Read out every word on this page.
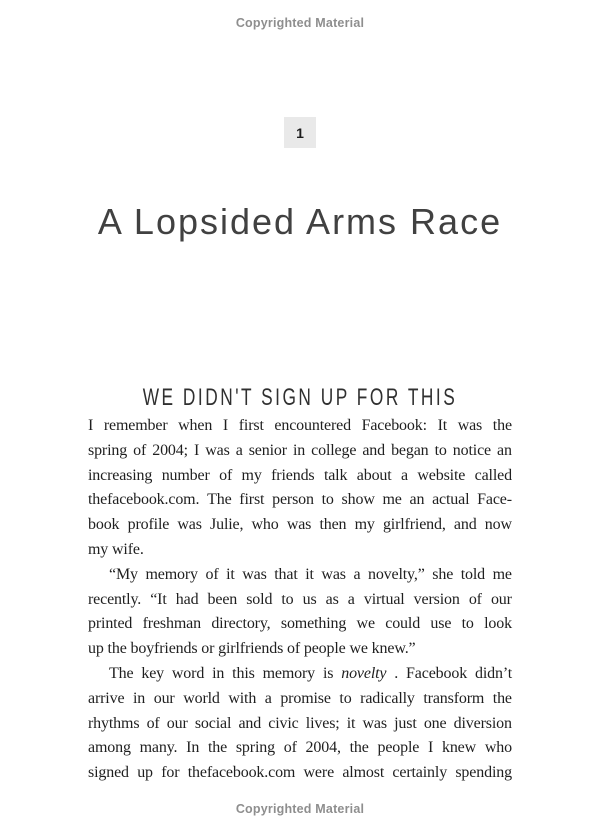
Copyrighted Material
1
A Lopsided Arms Race
WE DIDN'T SIGN UP FOR THIS
I remember when I first encountered Facebook: It was the
spring of 2004; I was a senior in college and began to notice an
increasing number of my friends talk about a website called
thefacebook.com. The first person to show me an actual Face-
book profile was Julie, who was then my girlfriend, and now
my wife.
“My memory of it was that it was a novelty,” she told me
recently. “It had been sold to us as a virtual version of our
printed freshman directory, something we could use to look
up the boyfriends or girlfriends of people we knew.”
The key word in this memory is novelty . Facebook didn’t
arrive in our world with a promise to radically transform the
rhythms of our social and civic lives; it was just one diversion
among many. In the spring of 2004, the people I knew who
signed up for thefacebook.com were almost certainly spending
Copyrighted Material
====
### TASK INSTRUCTIONS
For each line of the listing that holds the word "first", show that line.

### RESPONSE TO THE TASK
I remember when I first encountered Facebook: It was the
thefacebook.com. The first person to show me an actual Face-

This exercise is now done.